Short problem:
Only a number is wanted here: the number of lines of the data that include "amended".

- - - -

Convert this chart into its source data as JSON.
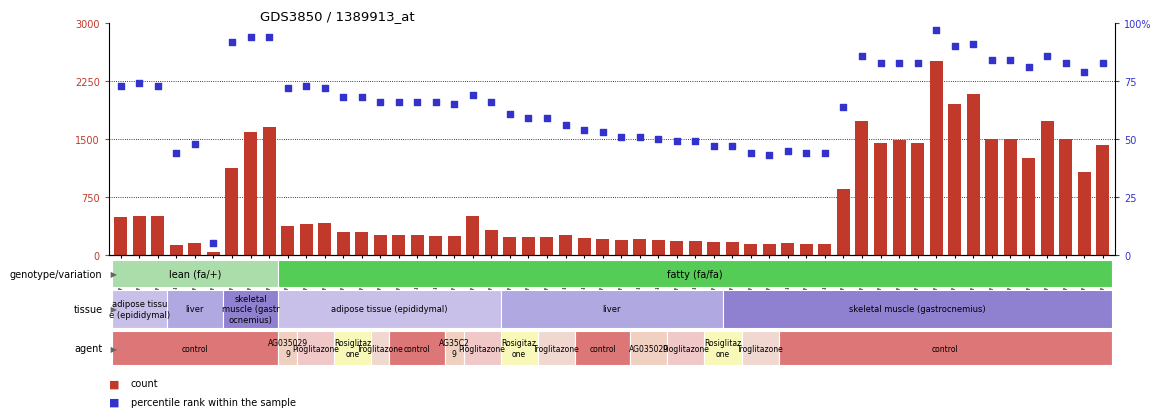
{
  "title": "GDS3850 / 1389913_at",
  "samples": [
    "GSM532993",
    "GSM532994",
    "GSM532995",
    "GSM533011",
    "GSM533012",
    "GSM533013",
    "GSM533029",
    "GSM533030",
    "GSM533031",
    "GSM532987",
    "GSM532988",
    "GSM532989",
    "GSM532996",
    "GSM532997",
    "GSM532998",
    "GSM532999",
    "GSM533000",
    "GSM533001",
    "GSM533002",
    "GSM533003",
    "GSM533004",
    "GSM532990",
    "GSM532991",
    "GSM532992",
    "GSM533005",
    "GSM533006",
    "GSM533007",
    "GSM533014",
    "GSM533015",
    "GSM533016",
    "GSM533017",
    "GSM533018",
    "GSM533019",
    "GSM533020",
    "GSM533021",
    "GSM533022",
    "GSM533008",
    "GSM533009",
    "GSM533010",
    "GSM533023",
    "GSM533024",
    "GSM533025",
    "GSM533032",
    "GSM533033",
    "GSM533034",
    "GSM533035",
    "GSM533036",
    "GSM533037",
    "GSM533038",
    "GSM533039",
    "GSM533040",
    "GSM533026",
    "GSM533027",
    "GSM533028"
  ],
  "counts": [
    490,
    510,
    500,
    130,
    155,
    45,
    1130,
    1590,
    1660,
    370,
    400,
    410,
    300,
    300,
    255,
    255,
    260,
    250,
    250,
    510,
    325,
    235,
    228,
    230,
    255,
    215,
    208,
    190,
    207,
    200,
    188,
    188,
    172,
    172,
    142,
    140,
    155,
    142,
    138,
    850,
    1740,
    1450,
    1490,
    1450,
    2510,
    1960,
    2090,
    1500,
    1500,
    1260,
    1740,
    1500,
    1080,
    1430
  ],
  "percentiles": [
    73,
    74,
    73,
    44,
    48,
    5,
    92,
    94,
    94,
    72,
    73,
    72,
    68,
    68,
    66,
    66,
    66,
    66,
    65,
    69,
    66,
    61,
    59,
    59,
    56,
    54,
    53,
    51,
    51,
    50,
    49,
    49,
    47,
    47,
    44,
    43,
    45,
    44,
    44,
    64,
    86,
    83,
    83,
    83,
    97,
    90,
    91,
    84,
    84,
    81,
    86,
    83,
    79,
    83
  ],
  "ymax": 3000,
  "yticks_left": [
    0,
    750,
    1500,
    2250,
    3000
  ],
  "yticks_right": [
    0,
    25,
    50,
    75,
    100
  ],
  "bar_color": "#c0392b",
  "dot_color": "#3333cc",
  "genotype_blocks": [
    {
      "label": "lean (fa/+)",
      "start": 0,
      "end": 8,
      "color": "#aaddaa"
    },
    {
      "label": "fatty (fa/fa)",
      "start": 9,
      "end": 53,
      "color": "#55cc55"
    }
  ],
  "tissue_blocks": [
    {
      "label": "adipose tissu\ne (epididymal)",
      "start": 0,
      "end": 2,
      "color": "#c8c0e8"
    },
    {
      "label": "liver",
      "start": 3,
      "end": 5,
      "color": "#b0a8e0"
    },
    {
      "label": "skeletal\nmuscle (gastr\nocnemius)",
      "start": 6,
      "end": 8,
      "color": "#9080d0"
    },
    {
      "label": "adipose tissue (epididymal)",
      "start": 9,
      "end": 20,
      "color": "#c8c0e8"
    },
    {
      "label": "liver",
      "start": 21,
      "end": 32,
      "color": "#b0a8e0"
    },
    {
      "label": "skeletal muscle (gastrocnemius)",
      "start": 33,
      "end": 53,
      "color": "#9080d0"
    }
  ],
  "agent_blocks": [
    {
      "label": "control",
      "start": 0,
      "end": 8,
      "color": "#dd7777"
    },
    {
      "label": "AG035029\n9",
      "start": 9,
      "end": 9,
      "color": "#f0d0c0"
    },
    {
      "label": "Pioglitazone",
      "start": 10,
      "end": 11,
      "color": "#f0c8c8"
    },
    {
      "label": "Rosiglitaz\none",
      "start": 12,
      "end": 13,
      "color": "#f8f8b8"
    },
    {
      "label": "Troglitazone",
      "start": 14,
      "end": 14,
      "color": "#f0d8d0"
    },
    {
      "label": "control",
      "start": 15,
      "end": 17,
      "color": "#dd7777"
    },
    {
      "label": "AG35C2\n9",
      "start": 18,
      "end": 18,
      "color": "#f0d0c0"
    },
    {
      "label": "Pioglitazone",
      "start": 19,
      "end": 20,
      "color": "#f0c8c8"
    },
    {
      "label": "Rosigitaz\none",
      "start": 21,
      "end": 22,
      "color": "#f8f8b8"
    },
    {
      "label": "Troglitazone",
      "start": 23,
      "end": 24,
      "color": "#f0d8d0"
    },
    {
      "label": "control",
      "start": 25,
      "end": 27,
      "color": "#dd7777"
    },
    {
      "label": "AG035029",
      "start": 28,
      "end": 29,
      "color": "#f0d0c0"
    },
    {
      "label": "Pioglitazone",
      "start": 30,
      "end": 31,
      "color": "#f0c8c8"
    },
    {
      "label": "Rosiglitaz\none",
      "start": 32,
      "end": 33,
      "color": "#f8f8b8"
    },
    {
      "label": "Troglitazone",
      "start": 34,
      "end": 35,
      "color": "#f0d8d0"
    },
    {
      "label": "control",
      "start": 36,
      "end": 53,
      "color": "#dd7777"
    }
  ],
  "lean_count": 9,
  "row_labels": [
    "genotype/variation",
    "tissue",
    "agent"
  ]
}
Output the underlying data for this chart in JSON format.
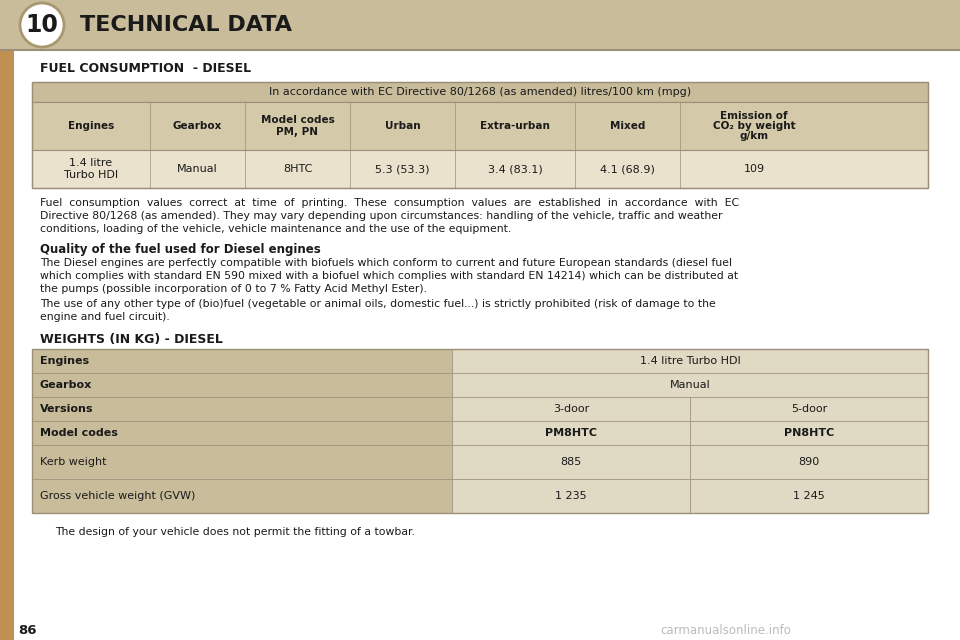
{
  "page_num": "10",
  "title": "TECHNICAL DATA",
  "section1_title": "FUEL CONSUMPTION  - DIESEL",
  "table1_header_text": "In accordance with EC Directive 80/1268 (as amended) litres/100 km (mpg)",
  "table1_col_headers": [
    "Engines",
    "Gearbox",
    "Model codes\nPM, PN",
    "Urban",
    "Extra-urban",
    "Mixed",
    "Emission of\nCO₂ by weight\ng/km"
  ],
  "table1_data": [
    [
      "1.4 litre\nTurbo HDI",
      "Manual",
      "8HTC",
      "5.3 (53.3)",
      "3.4 (83.1)",
      "4.1 (68.9)",
      "109"
    ]
  ],
  "para1_lines": [
    "Fuel  consumption  values  correct  at  time  of  printing.  These  consumption  values  are  established  in  accordance  with  EC",
    "Directive 80/1268 (as amended). They may vary depending upon circumstances: handling of the vehicle, traffic and weather",
    "conditions, loading of the vehicle, vehicle maintenance and the use of the equipment."
  ],
  "section2_title": "Quality of the fuel used for Diesel engines",
  "para2_lines": [
    "The Diesel engines are perfectly compatible with biofuels which conform to current and future European standards (diesel fuel",
    "which complies with standard EN 590 mixed with a biofuel which complies with standard EN 14214) which can be distributed at",
    "the pumps (possible incorporation of 0 to 7 % Fatty Acid Methyl Ester)."
  ],
  "para3_lines": [
    "The use of any other type of (bio)fuel (vegetable or animal oils, domestic fuel...) is strictly prohibited (risk of damage to the",
    "engine and fuel circuit)."
  ],
  "section3_title": "WEIGHTS (IN KG) - DIESEL",
  "table2_rows": [
    {
      "label": "Engines",
      "values": [
        "1.4 litre Turbo HDI"
      ],
      "span": 2,
      "bold_label": true,
      "bold_value": false
    },
    {
      "label": "Gearbox",
      "values": [
        "Manual"
      ],
      "span": 2,
      "bold_label": true,
      "bold_value": false
    },
    {
      "label": "Versions",
      "values": [
        "3-door",
        "5-door"
      ],
      "span": 1,
      "bold_label": true,
      "bold_value": false
    },
    {
      "label": "Model codes",
      "values": [
        "PM8HTC",
        "PN8HTC"
      ],
      "span": 1,
      "bold_label": true,
      "bold_value": true
    },
    {
      "label": "Kerb weight",
      "values": [
        "885",
        "890"
      ],
      "span": 1,
      "bold_label": false,
      "bold_value": false
    },
    {
      "label": "Gross vehicle weight (GVW)",
      "values": [
        "1 235",
        "1 245"
      ],
      "span": 1,
      "bold_label": false,
      "bold_value": false
    }
  ],
  "footer_note": "The design of your vehicle does not permit the fitting of a towbar.",
  "page_label": "86",
  "watermark": "carmanualsonline.info",
  "bg_color": "#FFFFFF",
  "header_bg": "#C9BC9B",
  "table_header_bg": "#C9BC9B",
  "table_col_hdr_bg": "#D4C9A8",
  "table_data_bg": "#EAE2CD",
  "table2_label_bg": "#C9BC9B",
  "table2_value_bg": "#E0D9C4",
  "sidebar_color": "#C09050",
  "border_color": "#9B8F78",
  "text_color": "#1A1A1A",
  "watermark_color": "#BBBBBB"
}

- - - -

Answer to the task:
2